::: DATASET ROWS

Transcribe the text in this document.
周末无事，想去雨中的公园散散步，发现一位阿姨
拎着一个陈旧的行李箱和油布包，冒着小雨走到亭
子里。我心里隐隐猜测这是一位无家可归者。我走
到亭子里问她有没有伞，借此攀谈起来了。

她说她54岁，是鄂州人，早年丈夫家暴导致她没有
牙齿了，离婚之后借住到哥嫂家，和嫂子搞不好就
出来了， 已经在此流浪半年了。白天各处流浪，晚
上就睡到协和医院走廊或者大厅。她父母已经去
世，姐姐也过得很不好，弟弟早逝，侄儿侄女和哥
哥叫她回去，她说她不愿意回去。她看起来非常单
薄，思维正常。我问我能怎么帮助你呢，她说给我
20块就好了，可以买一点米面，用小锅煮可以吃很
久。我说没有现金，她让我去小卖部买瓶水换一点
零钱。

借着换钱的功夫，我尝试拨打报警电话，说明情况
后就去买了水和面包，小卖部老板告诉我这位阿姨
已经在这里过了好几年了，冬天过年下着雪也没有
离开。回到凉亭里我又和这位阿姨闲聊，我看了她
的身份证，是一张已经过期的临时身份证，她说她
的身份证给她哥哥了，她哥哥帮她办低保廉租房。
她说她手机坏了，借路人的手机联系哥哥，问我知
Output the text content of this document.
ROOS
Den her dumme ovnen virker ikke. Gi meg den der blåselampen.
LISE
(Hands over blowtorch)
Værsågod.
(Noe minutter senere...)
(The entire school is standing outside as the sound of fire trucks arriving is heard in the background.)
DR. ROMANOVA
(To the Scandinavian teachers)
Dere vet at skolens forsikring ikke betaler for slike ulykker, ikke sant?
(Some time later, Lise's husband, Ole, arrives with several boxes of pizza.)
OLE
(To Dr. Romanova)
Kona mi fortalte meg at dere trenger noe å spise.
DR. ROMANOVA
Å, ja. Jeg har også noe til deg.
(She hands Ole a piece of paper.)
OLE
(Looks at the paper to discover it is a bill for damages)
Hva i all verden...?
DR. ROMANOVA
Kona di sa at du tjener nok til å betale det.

::::::

GOAL: Your task is to reproduce the whole listing exactly.

EXERCISE SOLUTION:
Transcribe the text in this document.
周末无事，想去雨中的公园散散步，发现一位阿姨
拎着一个陈旧的行李箱和油布包，冒着小雨走到亭
子里。我心里隐隐猜测这是一位无家可归者。我走
到亭子里问她有没有伞，借此攀谈起来了。

她说她54岁，是鄂州人，早年丈夫家暴导致她没有
牙齿了，离婚之后借住到哥嫂家，和嫂子搞不好就
出来了， 已经在此流浪半年了。白天各处流浪，晚
上就睡到协和医院走廊或者大厅。她父母已经去
世，姐姐也过得很不好，弟弟早逝，侄儿侄女和哥
哥叫她回去，她说她不愿意回去。她看起来非常单
薄，思维正常。我问我能怎么帮助你呢，她说给我
20块就好了，可以买一点米面，用小锅煮可以吃很
久。我说没有现金，她让我去小卖部买瓶水换一点
零钱。

借着换钱的功夫，我尝试拨打报警电话，说明情况
后就去买了水和面包，小卖部老板告诉我这位阿姨
已经在这里过了好几年了，冬天过年下着雪也没有
离开。回到凉亭里我又和这位阿姨闲聊，我看了她
的身份证，是一张已经过期的临时身份证，她说她
的身份证给她哥哥了，她哥哥帮她办低保廉租房。
她说她手机坏了，借路人的手机联系哥哥，问我知
Output the text content of this document.
ROOS
Den her dumme ovnen virker ikke. Gi meg den der blåselampen.
LISE
(Hands over blowtorch)
Værsågod.
(Noe minutter senere...)
(The entire school is standing outside as the sound of fire trucks arriving is heard in the background.)
DR. ROMANOVA
(To the Scandinavian teachers)
Dere vet at skolens forsikring ikke betaler for slike ulykker, ikke sant?
(Some time later, Lise's husband, Ole, arrives with several boxes of pizza.)
OLE
(To Dr. Romanova)
Kona mi fortalte meg at dere trenger noe å spise.
DR. ROMANOVA
Å, ja. Jeg har også noe til deg.
(She hands Ole a piece of paper.)
OLE
(Looks at the paper to discover it is a bill for damages)
Hva i all verden...?
DR. ROMANOVA
Kona di sa at du tjener nok til å betale det.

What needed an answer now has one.